TASK
Could you write out the records below exactly as they appear, leaving out any pictures?

RECORDS FOR THE TASK
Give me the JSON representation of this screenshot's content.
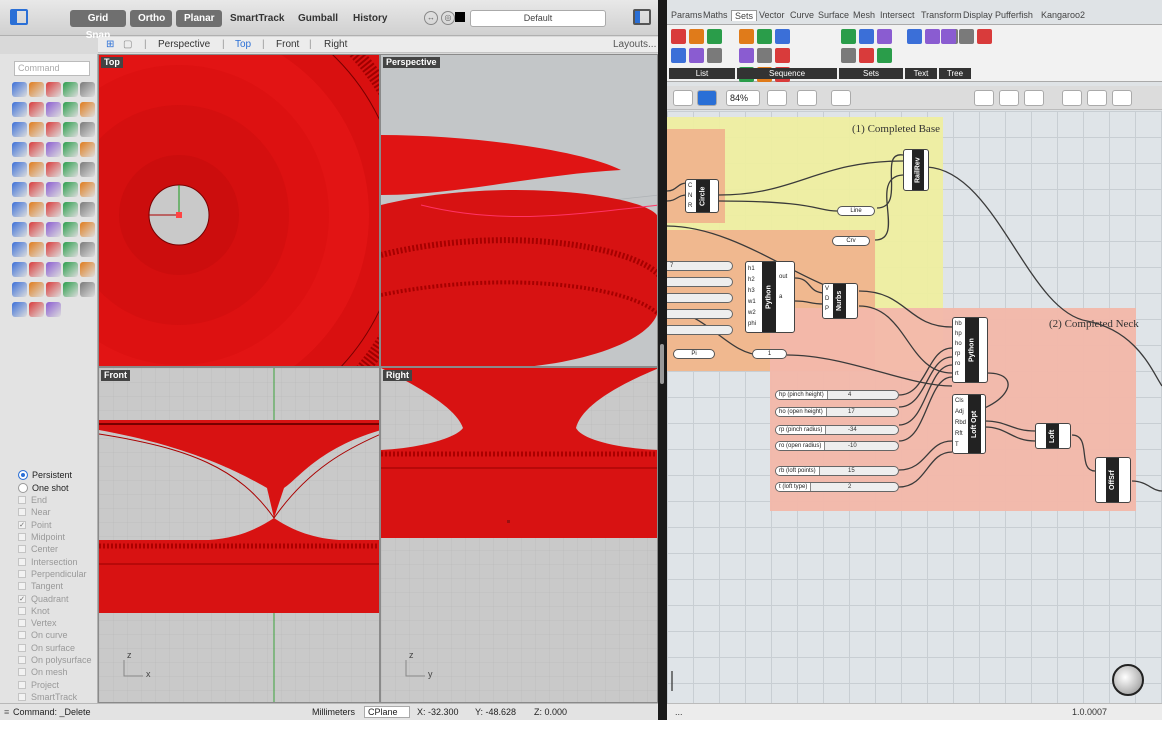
{
  "rhino": {
    "toolbar": {
      "grid_snap": "Grid Snap",
      "ortho": "Ortho",
      "planar": "Planar",
      "smarttrack": "SmartTrack",
      "gumball": "Gumball",
      "history": "History",
      "layer": "Default"
    },
    "viewport_tabs": [
      "Perspective",
      "Top",
      "Front",
      "Right"
    ],
    "active_tab": "Top",
    "layouts_label": "Layouts...",
    "command_placeholder": "Command",
    "viewports": {
      "top": "Top",
      "perspective": "Perspective",
      "front": "Front",
      "right": "Right"
    },
    "osnap": {
      "persistent": "Persistent",
      "one_shot": "One shot",
      "items": [
        {
          "label": "End",
          "checked": false
        },
        {
          "label": "Near",
          "checked": false
        },
        {
          "label": "Point",
          "checked": true
        },
        {
          "label": "Midpoint",
          "checked": false
        },
        {
          "label": "Center",
          "checked": false
        },
        {
          "label": "Intersection",
          "checked": false
        },
        {
          "label": "Perpendicular",
          "checked": false
        },
        {
          "label": "Tangent",
          "checked": false
        },
        {
          "label": "Quadrant",
          "checked": true
        },
        {
          "label": "Knot",
          "checked": false
        },
        {
          "label": "Vertex",
          "checked": false
        },
        {
          "label": "On curve",
          "checked": false
        },
        {
          "label": "On surface",
          "checked": false
        },
        {
          "label": "On polysurface",
          "checked": false
        },
        {
          "label": "On mesh",
          "checked": false
        },
        {
          "label": "Project",
          "checked": false
        },
        {
          "label": "SmartTrack",
          "checked": false
        }
      ]
    },
    "status": {
      "command": "Command: _Delete",
      "units": "Millimeters",
      "cplane": "CPlane",
      "x": "X: -32.300",
      "y": "Y: -48.628",
      "z": "Z: 0.000"
    },
    "axis_labels": {
      "front_z": "z",
      "front_x": "x",
      "right_z": "z",
      "right_y": "y"
    },
    "model_color": "#e01010"
  },
  "grasshopper": {
    "menu": [
      "Params",
      "Maths",
      "Sets",
      "Vector",
      "Curve",
      "Surface",
      "Mesh",
      "Intersect",
      "Transform",
      "Display",
      "Pufferfish",
      "Kangaroo2"
    ],
    "active_menu": "Sets",
    "ribbon_groups": [
      "List",
      "Sequence",
      "Sets",
      "Text",
      "Tree"
    ],
    "zoom": "84%",
    "groups": {
      "base_title": "(1) Completed Base",
      "neck_title": "(2) Completed Neck"
    },
    "components": {
      "circle": "Circle",
      "python1": "Python",
      "nurbs": "Nurbs",
      "railrev": "RailRev",
      "python2": "Python",
      "loft_opt": "Loft Opt",
      "loft": "Loft",
      "offsrf": "OffSrf"
    },
    "params": {
      "line": "Line",
      "crv": "Crv",
      "pi": "Pi",
      "one": "1"
    },
    "base_inputs": [
      "7",
      "",
      "",
      "",
      ""
    ],
    "sliders": [
      {
        "name": "hp (pinch height)",
        "value": "4"
      },
      {
        "name": "ho (open height)",
        "value": "17"
      },
      {
        "name": "rp (pinch radius)",
        "value": "-34"
      },
      {
        "name": "ro (open radius)",
        "value": "-10"
      },
      {
        "name": "rb (loft points)",
        "value": "15"
      },
      {
        "name": "t (loft type)",
        "value": "2"
      }
    ],
    "python1_inputs": [
      "h1",
      "h2",
      "h3",
      "w1",
      "w2",
      "phi"
    ],
    "python1_outputs": [
      "out",
      "a"
    ],
    "python2_inputs": [
      "hb",
      "hp",
      "ho",
      "rp",
      "ro",
      "rt"
    ],
    "python2_outputs": [
      "out",
      "a"
    ],
    "loft_opt_inputs": [
      "Cls",
      "Adj",
      "Rbd",
      "Rft",
      "T"
    ],
    "status_left": "...",
    "version": "1.0.0007",
    "group_colors": {
      "yellow": "#f0f0a0",
      "orange": "#f2b994",
      "neck": "#f5b9ac"
    }
  }
}
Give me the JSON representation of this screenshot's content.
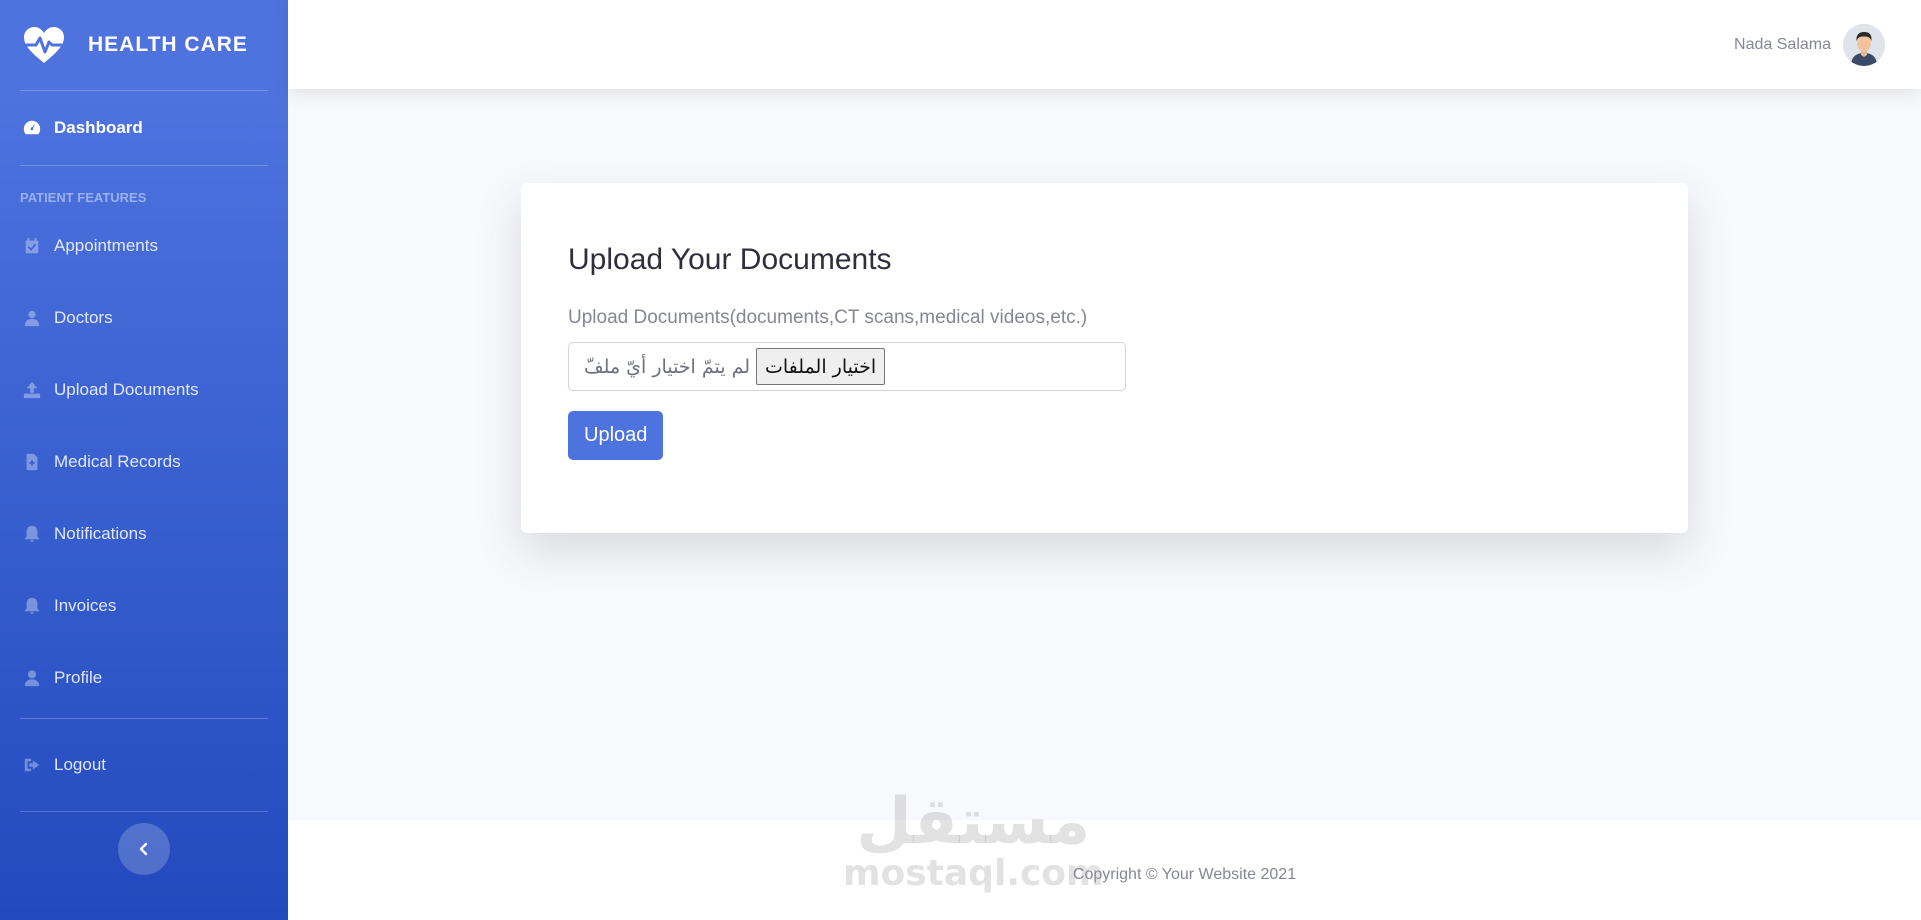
{
  "brand": {
    "name": "HEALTH CARE",
    "icon": "heartbeat-icon"
  },
  "sidebar": {
    "dashboard": {
      "label": "Dashboard",
      "icon": "tachometer-icon"
    },
    "heading": "PATIENT FEATURES",
    "items": [
      {
        "label": "Appointments",
        "icon": "calendar-check-icon"
      },
      {
        "label": "Doctors",
        "icon": "user-doctor-icon"
      },
      {
        "label": "Upload Documents",
        "icon": "upload-icon"
      },
      {
        "label": "Medical Records",
        "icon": "file-medical-icon"
      },
      {
        "label": "Notifications",
        "icon": "bell-icon"
      },
      {
        "label": "Invoices",
        "icon": "bell-icon"
      },
      {
        "label": "Profile",
        "icon": "user-icon"
      }
    ],
    "logout": {
      "label": "Logout",
      "icon": "sign-out-icon"
    },
    "toggle_icon": "chevron-left-icon"
  },
  "topbar": {
    "user_name": "Nada Salama"
  },
  "card": {
    "title": "Upload Your Documents",
    "field_label": "Upload Documents(documents,CT scans,medical videos,etc.)",
    "file_button": "اختيار الملفات",
    "file_status": "لم يتمّ اختيار أيّ ملفّ",
    "upload_button": "Upload"
  },
  "footer": {
    "copyright": "Copyright © Your Website 2021"
  },
  "watermark": {
    "arabic": "مستقل",
    "latin": "mostaql.com"
  },
  "colors": {
    "primary": "#4e73df",
    "primary_dark": "#224abe",
    "background": "#f8f9fc",
    "muted_text": "#858796"
  }
}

FULL RESPONSE
Give me the JSON representation of this screenshot's content.
{
  "rhino": {
    "toolbar": {
      "grid_snap": "Grid Snap",
      "ortho": "Ortho",
      "planar": "Planar",
      "smarttrack": "SmartTrack",
      "gumball": "Gumball",
      "history": "History",
      "layer": "Default"
    },
    "viewport_tabs": [
      "Perspective",
      "Top",
      "Front",
      "Right"
    ],
    "active_tab": "Top",
    "layouts_label": "Layouts...",
    "command_placeholder": "Command",
    "viewports": {
      "top": "Top",
      "perspective": "Perspective",
      "front": "Front",
      "right": "Right"
    },
    "osnap": {
      "persistent": "Persistent",
      "one_shot": "One shot",
      "items": [
        {
          "label": "End",
          "checked": false
        },
        {
          "label": "Near",
          "checked": false
        },
        {
          "label": "Point",
          "checked": true
        },
        {
          "label": "Midpoint",
          "checked": false
        },
        {
          "label": "Center",
          "checked": false
        },
        {
          "label": "Intersection",
          "checked": false
        },
        {
          "label": "Perpendicular",
          "checked": false
        },
        {
          "label": "Tangent",
          "checked": false
        },
        {
          "label": "Quadrant",
          "checked": true
        },
        {
          "label": "Knot",
          "checked": false
        },
        {
          "label": "Vertex",
          "checked": false
        },
        {
          "label": "On curve",
          "checked": false
        },
        {
          "label": "On surface",
          "checked": false
        },
        {
          "label": "On polysurface",
          "checked": false
        },
        {
          "label": "On mesh",
          "checked": false
        },
        {
          "label": "Project",
          "checked": false
        },
        {
          "label": "SmartTrack",
          "checked": false
        }
      ]
    },
    "status": {
      "command": "Command: _Delete",
      "units": "Millimeters",
      "cplane": "CPlane",
      "x": "X: -32.300",
      "y": "Y: -48.628",
      "z": "Z: 0.000"
    },
    "axis_labels": {
      "front_z": "z",
      "front_x": "x",
      "right_z": "z",
      "right_y": "y"
    },
    "model_color": "#e01010"
  },
  "grasshopper": {
    "menu": [
      "Params",
      "Maths",
      "Sets",
      "Vector",
      "Curve",
      "Surface",
      "Mesh",
      "Intersect",
      "Transform",
      "Display",
      "Pufferfish",
      "Kangaroo2"
    ],
    "active_menu": "Sets",
    "ribbon_groups": [
      "List",
      "Sequence",
      "Sets",
      "Text",
      "Tree"
    ],
    "zoom": "84%",
    "groups": {
      "base_title": "(1) Completed Base",
      "neck_title": "(2) Completed Neck"
    },
    "components": {
      "circle": "Circle",
      "python1": "Python",
      "nurbs": "Nurbs",
      "railrev": "RailRev",
      "python2": "Python",
      "loft_opt": "Loft Opt",
      "loft": "Loft",
      "offsrf": "OffSrf"
    },
    "params": {
      "line": "Line",
      "crv": "Crv",
      "pi": "Pi",
      "one": "1"
    },
    "base_inputs": [
      "7",
      "",
      "",
      "",
      ""
    ],
    "sliders": [
      {
        "name": "hp (pinch height)",
        "value": "4"
      },
      {
        "name": "ho (open height)",
        "value": "17"
      },
      {
        "name": "rp (pinch radius)",
        "value": "-34"
      },
      {
        "name": "ro (open radius)",
        "value": "-10"
      },
      {
        "name": "rb (loft points)",
        "value": "15"
      },
      {
        "name": "t (loft type)",
        "value": "2"
      }
    ],
    "python1_inputs": [
      "h1",
      "h2",
      "h3",
      "w1",
      "w2",
      "phi"
    ],
    "python1_outputs": [
      "out",
      "a"
    ],
    "python2_inputs": [
      "hb",
      "hp",
      "ho",
      "rp",
      "ro",
      "rt"
    ],
    "python2_outputs": [
      "out",
      "a"
    ],
    "loft_opt_inputs": [
      "Cls",
      "Adj",
      "Rbd",
      "Rft",
      "T"
    ],
    "status_left": "...",
    "version": "1.0.0007",
    "group_colors": {
      "yellow": "#f0f0a0",
      "orange": "#f2b994",
      "neck": "#f5b9ac"
    }
  }
}
Give me the JSON representation of this screenshot's content.
{
  "brand": {
    "name": "HEALTH CARE",
    "icon": "heartbeat-icon"
  },
  "sidebar": {
    "dashboard": {
      "label": "Dashboard",
      "icon": "tachometer-icon"
    },
    "heading": "PATIENT FEATURES",
    "items": [
      {
        "label": "Appointments",
        "icon": "calendar-check-icon"
      },
      {
        "label": "Doctors",
        "icon": "user-doctor-icon"
      },
      {
        "label": "Upload Documents",
        "icon": "upload-icon"
      },
      {
        "label": "Medical Records",
        "icon": "file-medical-icon"
      },
      {
        "label": "Notifications",
        "icon": "bell-icon"
      },
      {
        "label": "Invoices",
        "icon": "bell-icon"
      },
      {
        "label": "Profile",
        "icon": "user-icon"
      }
    ],
    "logout": {
      "label": "Logout",
      "icon": "sign-out-icon"
    },
    "toggle_icon": "chevron-left-icon"
  },
  "topbar": {
    "user_name": "Nada Salama"
  },
  "card": {
    "title": "Upload Your Documents",
    "field_label": "Upload Documents(documents,CT scans,medical videos,etc.)",
    "file_button": "اختيار الملفات",
    "file_status": "لم يتمّ اختيار أيّ ملفّ",
    "upload_button": "Upload"
  },
  "footer": {
    "copyright": "Copyright © Your Website 2021"
  },
  "watermark": {
    "arabic": "مستقل",
    "latin": "mostaql.com"
  },
  "colors": {
    "primary": "#4e73df",
    "primary_dark": "#224abe",
    "background": "#f8f9fc",
    "muted_text": "#858796"
  }
}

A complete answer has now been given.